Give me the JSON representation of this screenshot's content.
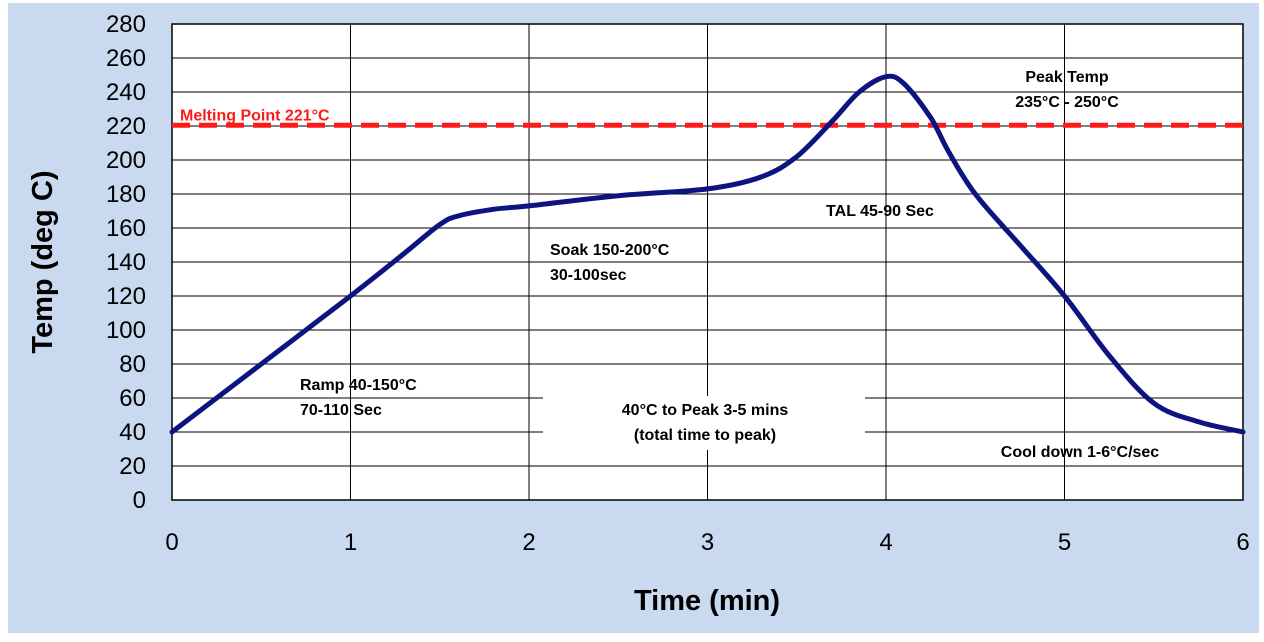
{
  "chart_data": {
    "type": "line",
    "title": "",
    "xlabel": "Time (min)",
    "ylabel": "Temp (deg C)",
    "xlim": [
      0,
      6
    ],
    "ylim": [
      0,
      280
    ],
    "x_ticks": [
      "0",
      "1",
      "2",
      "3",
      "4",
      "5",
      "6"
    ],
    "y_ticks": [
      "0",
      "20",
      "40",
      "60",
      "80",
      "100",
      "120",
      "140",
      "160",
      "180",
      "200",
      "220",
      "240",
      "260",
      "280"
    ],
    "grid": true,
    "legend": "none",
    "series": [
      {
        "color": "#0d1480",
        "x": [
          0,
          0.5,
          1,
          1.3,
          1.5,
          1.6,
          1.8,
          2,
          2.5,
          3,
          3.3,
          3.5,
          3.7,
          3.85,
          4,
          4.1,
          4.25,
          4.35,
          4.5,
          4.75,
          5,
          5.25,
          5.5,
          5.75,
          6
        ],
        "y": [
          40,
          80,
          120,
          145,
          162,
          167,
          171,
          173,
          179,
          183,
          190,
          202,
          223,
          240,
          249,
          245,
          225,
          205,
          180,
          150,
          120,
          85,
          57,
          46,
          40
        ]
      }
    ],
    "reference_lines": [
      {
        "y": 221,
        "label": "Melting Point 221°C",
        "color": "#ff1a1a",
        "style": "dashed"
      }
    ],
    "annotations": [
      {
        "lines": [
          "Peak Temp",
          "235°C - 250°C"
        ],
        "color": "#000000"
      },
      {
        "lines": [
          "TAL 45-90 Sec"
        ],
        "color": "#000000"
      },
      {
        "lines": [
          "Soak 150-200°C",
          "30-100sec"
        ],
        "color": "#000000"
      },
      {
        "lines": [
          "Ramp 40-150°C",
          "70-110 Sec"
        ],
        "color": "#000000"
      },
      {
        "lines": [
          "40°C to Peak 3-5 mins",
          "(total time to peak)"
        ],
        "color": "#1a1aff"
      },
      {
        "lines": [
          "Cool down 1-6°C/sec"
        ],
        "color": "#000000"
      }
    ],
    "colors": {
      "background": "#c9daf0",
      "plot_area": "#ffffff",
      "curve": "#0d1480",
      "melting_line": "#ff1a1a",
      "span_text": "#1a1aff"
    }
  }
}
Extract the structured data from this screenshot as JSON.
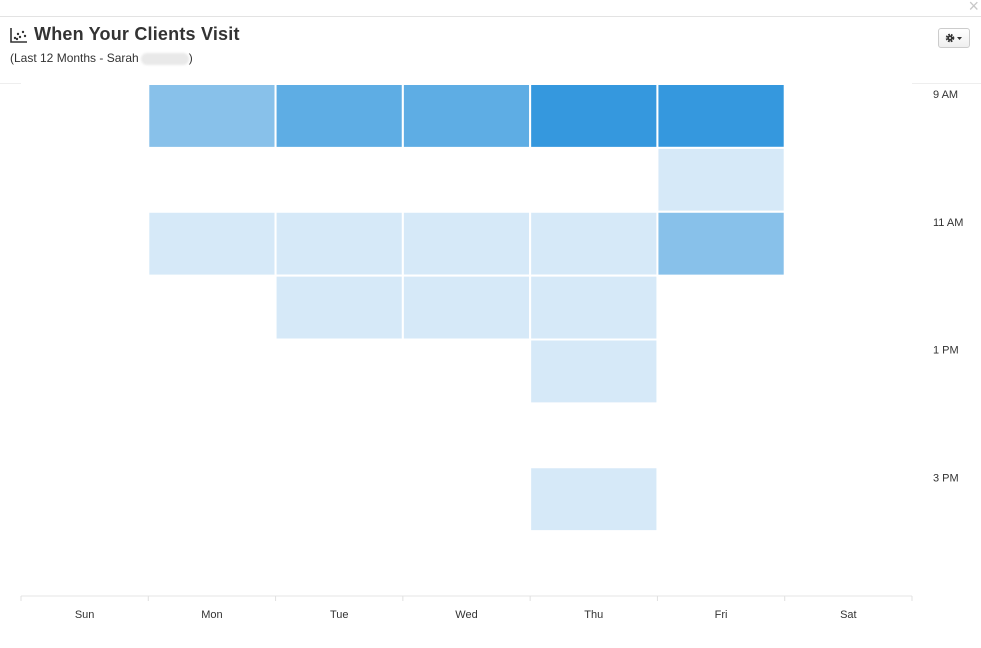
{
  "header": {
    "title": "When Your Clients Visit",
    "subtitle": "(Last 12 Months - Sarah",
    "subtitle_end": ")",
    "title_icon": "scatter-chart-icon",
    "settings_icon": "gear-icon",
    "close_icon": "close-icon"
  },
  "chart_data": {
    "type": "heatmap",
    "title": "When Your Clients Visit",
    "subtitle": "(Last 12 Months - Sarah )",
    "x_categories": [
      "Sun",
      "Mon",
      "Tue",
      "Wed",
      "Thu",
      "Fri",
      "Sat"
    ],
    "y_tick_labels": [
      "9 AM",
      "11 AM",
      "1 PM",
      "3 PM"
    ],
    "y_tick_hours": [
      9,
      11,
      13,
      15
    ],
    "y_range_hours": [
      8.5,
      16.5
    ],
    "legend": "none",
    "grid": false,
    "colors": {
      "level1": "#d6e9f8",
      "level2": "#88c1ea",
      "level3": "#5eadE4",
      "level4": "#3598de"
    },
    "cells": [
      {
        "day": "Mon",
        "hour": 9,
        "level": 2
      },
      {
        "day": "Tue",
        "hour": 9,
        "level": 3
      },
      {
        "day": "Wed",
        "hour": 9,
        "level": 3
      },
      {
        "day": "Thu",
        "hour": 9,
        "level": 4
      },
      {
        "day": "Fri",
        "hour": 9,
        "level": 4
      },
      {
        "day": "Fri",
        "hour": 10,
        "level": 1
      },
      {
        "day": "Mon",
        "hour": 11,
        "level": 1
      },
      {
        "day": "Tue",
        "hour": 11,
        "level": 1
      },
      {
        "day": "Wed",
        "hour": 11,
        "level": 1
      },
      {
        "day": "Thu",
        "hour": 11,
        "level": 1
      },
      {
        "day": "Fri",
        "hour": 11,
        "level": 2
      },
      {
        "day": "Tue",
        "hour": 12,
        "level": 1
      },
      {
        "day": "Wed",
        "hour": 12,
        "level": 1
      },
      {
        "day": "Thu",
        "hour": 12,
        "level": 1
      },
      {
        "day": "Thu",
        "hour": 13,
        "level": 1
      },
      {
        "day": "Thu",
        "hour": 15,
        "level": 1
      }
    ]
  }
}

### [WORK INSTRUCTIONS]
Word for word, quote the full listing, omitting every picture.

### [IN RESPONSE]
Give me the JSON representation of this screenshot's content.
{
  "chart_data": {
    "type": "line",
    "title": "",
    "xlabel": "Time (min)",
    "ylabel": "Temp (deg C)",
    "xlim": [
      0,
      6
    ],
    "ylim": [
      0,
      280
    ],
    "x_ticks": [
      "0",
      "1",
      "2",
      "3",
      "4",
      "5",
      "6"
    ],
    "y_ticks": [
      "0",
      "20",
      "40",
      "60",
      "80",
      "100",
      "120",
      "140",
      "160",
      "180",
      "200",
      "220",
      "240",
      "260",
      "280"
    ],
    "grid": true,
    "legend": "none",
    "series": [
      {
        "color": "#0d1480",
        "x": [
          0,
          0.5,
          1,
          1.3,
          1.5,
          1.6,
          1.8,
          2,
          2.5,
          3,
          3.3,
          3.5,
          3.7,
          3.85,
          4,
          4.1,
          4.25,
          4.35,
          4.5,
          4.75,
          5,
          5.25,
          5.5,
          5.75,
          6
        ],
        "y": [
          40,
          80,
          120,
          145,
          162,
          167,
          171,
          173,
          179,
          183,
          190,
          202,
          223,
          240,
          249,
          245,
          225,
          205,
          180,
          150,
          120,
          85,
          57,
          46,
          40
        ]
      }
    ],
    "reference_lines": [
      {
        "y": 221,
        "label": "Melting Point 221°C",
        "color": "#ff1a1a",
        "style": "dashed"
      }
    ],
    "annotations": [
      {
        "lines": [
          "Peak Temp",
          "235°C - 250°C"
        ],
        "color": "#000000"
      },
      {
        "lines": [
          "TAL 45-90 Sec"
        ],
        "color": "#000000"
      },
      {
        "lines": [
          "Soak 150-200°C",
          "30-100sec"
        ],
        "color": "#000000"
      },
      {
        "lines": [
          "Ramp 40-150°C",
          "70-110 Sec"
        ],
        "color": "#000000"
      },
      {
        "lines": [
          "40°C to Peak 3-5 mins",
          "(total time to peak)"
        ],
        "color": "#1a1aff"
      },
      {
        "lines": [
          "Cool down 1-6°C/sec"
        ],
        "color": "#000000"
      }
    ],
    "colors": {
      "background": "#c9daf0",
      "plot_area": "#ffffff",
      "curve": "#0d1480",
      "melting_line": "#ff1a1a",
      "span_text": "#1a1aff"
    }
  }
}
Extract the structured data from this screenshot as JSON.
{
  "header": {
    "title": "When Your Clients Visit",
    "subtitle": "(Last 12 Months - Sarah",
    "subtitle_end": ")",
    "title_icon": "scatter-chart-icon",
    "settings_icon": "gear-icon",
    "close_icon": "close-icon"
  },
  "chart_data": {
    "type": "heatmap",
    "title": "When Your Clients Visit",
    "subtitle": "(Last 12 Months - Sarah )",
    "x_categories": [
      "Sun",
      "Mon",
      "Tue",
      "Wed",
      "Thu",
      "Fri",
      "Sat"
    ],
    "y_tick_labels": [
      "9 AM",
      "11 AM",
      "1 PM",
      "3 PM"
    ],
    "y_tick_hours": [
      9,
      11,
      13,
      15
    ],
    "y_range_hours": [
      8.5,
      16.5
    ],
    "legend": "none",
    "grid": false,
    "colors": {
      "level1": "#d6e9f8",
      "level2": "#88c1ea",
      "level3": "#5eadE4",
      "level4": "#3598de"
    },
    "cells": [
      {
        "day": "Mon",
        "hour": 9,
        "level": 2
      },
      {
        "day": "Tue",
        "hour": 9,
        "level": 3
      },
      {
        "day": "Wed",
        "hour": 9,
        "level": 3
      },
      {
        "day": "Thu",
        "hour": 9,
        "level": 4
      },
      {
        "day": "Fri",
        "hour": 9,
        "level": 4
      },
      {
        "day": "Fri",
        "hour": 10,
        "level": 1
      },
      {
        "day": "Mon",
        "hour": 11,
        "level": 1
      },
      {
        "day": "Tue",
        "hour": 11,
        "level": 1
      },
      {
        "day": "Wed",
        "hour": 11,
        "level": 1
      },
      {
        "day": "Thu",
        "hour": 11,
        "level": 1
      },
      {
        "day": "Fri",
        "hour": 11,
        "level": 2
      },
      {
        "day": "Tue",
        "hour": 12,
        "level": 1
      },
      {
        "day": "Wed",
        "hour": 12,
        "level": 1
      },
      {
        "day": "Thu",
        "hour": 12,
        "level": 1
      },
      {
        "day": "Thu",
        "hour": 13,
        "level": 1
      },
      {
        "day": "Thu",
        "hour": 15,
        "level": 1
      }
    ]
  }
}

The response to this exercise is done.